# Work instructions
Make an exact transcription of the material, leaving out all images.

# Given entries

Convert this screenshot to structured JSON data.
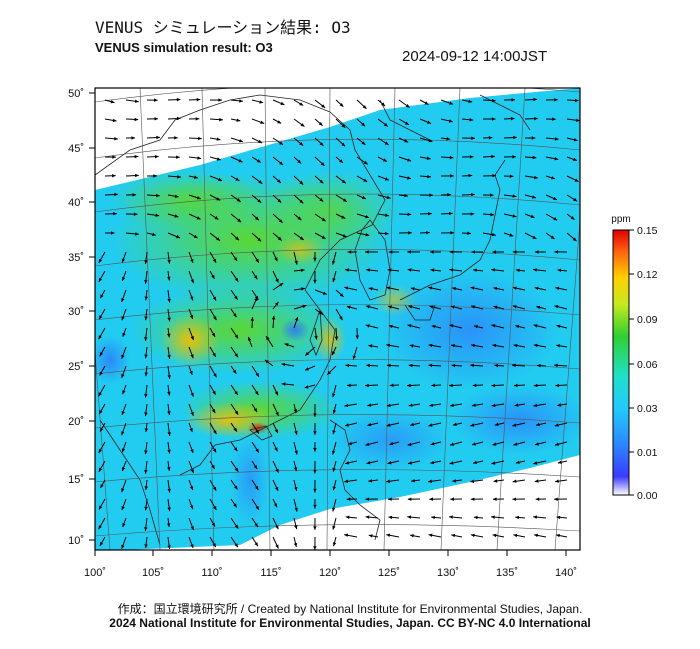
{
  "header": {
    "title_ja": "VENUS シミュレーション結果: O3",
    "title_en": "VENUS simulation result: O3",
    "timestamp": "2024-09-12 14:00JST"
  },
  "map": {
    "lon_ticks": [
      "100˚",
      "105˚",
      "110˚",
      "115˚",
      "120˚",
      "125˚",
      "130˚",
      "135˚",
      "140˚"
    ],
    "lat_ticks": [
      "50˚",
      "45˚",
      "40˚",
      "35˚",
      "30˚",
      "25˚",
      "20˚",
      "15˚",
      "10˚"
    ]
  },
  "colorbar": {
    "unit": "ppm",
    "ticks": [
      "0.15",
      "0.12",
      "0.09",
      "0.06",
      "0.03",
      "0.01",
      "0.00"
    ]
  },
  "footer": {
    "credit": "作成：国立環境研究所 / Created by National Institute for Environmental Studies, Japan.",
    "copyright": "2024 National Institute for Environmental Studies, Japan. CC BY-NC 4.0 International"
  }
}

# Correct output
Convert this screenshot to structured JSON data.
{
  "header": {
    "title_ja": "VENUS シミュレーション結果: O3",
    "title_en": "VENUS simulation result: O3",
    "timestamp": "2024-09-12 14:00JST"
  },
  "map": {
    "lon_ticks": [
      "100˚",
      "105˚",
      "110˚",
      "115˚",
      "120˚",
      "125˚",
      "130˚",
      "135˚",
      "140˚"
    ],
    "lat_ticks": [
      "50˚",
      "45˚",
      "40˚",
      "35˚",
      "30˚",
      "25˚",
      "20˚",
      "15˚",
      "10˚"
    ]
  },
  "colorbar": {
    "unit": "ppm",
    "ticks": [
      "0.15",
      "0.12",
      "0.09",
      "0.06",
      "0.03",
      "0.01",
      "0.00"
    ]
  },
  "footer": {
    "credit": "作成：国立環境研究所 / Created by National Institute for Environmental Studies, Japan.",
    "copyright": "2024 National Institute for Environmental Studies, Japan. CC BY-NC 4.0 International"
  }
}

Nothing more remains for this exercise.